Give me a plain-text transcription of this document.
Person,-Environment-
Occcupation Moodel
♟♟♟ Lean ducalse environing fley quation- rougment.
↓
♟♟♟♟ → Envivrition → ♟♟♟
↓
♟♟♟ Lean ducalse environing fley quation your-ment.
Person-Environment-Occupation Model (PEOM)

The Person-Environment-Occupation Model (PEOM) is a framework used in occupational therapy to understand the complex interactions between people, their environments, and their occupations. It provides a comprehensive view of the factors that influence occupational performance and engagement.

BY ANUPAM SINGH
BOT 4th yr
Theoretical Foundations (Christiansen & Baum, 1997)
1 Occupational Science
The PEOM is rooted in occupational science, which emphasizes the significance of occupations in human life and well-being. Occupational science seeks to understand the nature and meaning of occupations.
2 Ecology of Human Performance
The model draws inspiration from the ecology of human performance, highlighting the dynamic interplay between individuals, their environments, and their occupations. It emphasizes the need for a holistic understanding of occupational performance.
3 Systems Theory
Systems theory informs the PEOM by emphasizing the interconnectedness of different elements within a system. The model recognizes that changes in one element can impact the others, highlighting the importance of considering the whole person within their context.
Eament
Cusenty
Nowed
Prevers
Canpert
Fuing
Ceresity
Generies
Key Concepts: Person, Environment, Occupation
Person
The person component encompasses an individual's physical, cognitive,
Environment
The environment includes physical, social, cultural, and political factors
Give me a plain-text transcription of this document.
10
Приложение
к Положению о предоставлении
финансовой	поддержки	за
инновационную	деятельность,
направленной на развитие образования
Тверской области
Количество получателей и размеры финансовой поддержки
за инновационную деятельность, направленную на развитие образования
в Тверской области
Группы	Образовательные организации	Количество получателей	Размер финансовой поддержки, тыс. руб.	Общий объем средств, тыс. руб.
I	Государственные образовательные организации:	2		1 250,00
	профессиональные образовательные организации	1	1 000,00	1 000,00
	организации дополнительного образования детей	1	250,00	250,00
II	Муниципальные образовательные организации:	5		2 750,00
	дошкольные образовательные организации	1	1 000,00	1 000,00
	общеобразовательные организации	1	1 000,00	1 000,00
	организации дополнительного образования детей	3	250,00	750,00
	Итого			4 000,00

══════════

= Written exercise =
Keep only those lines of the records that hold "physical", and return them.

= Worked answer =
The person component encompasses an individual's physical, cognitive,
The environment includes physical, social, cultural, and political factors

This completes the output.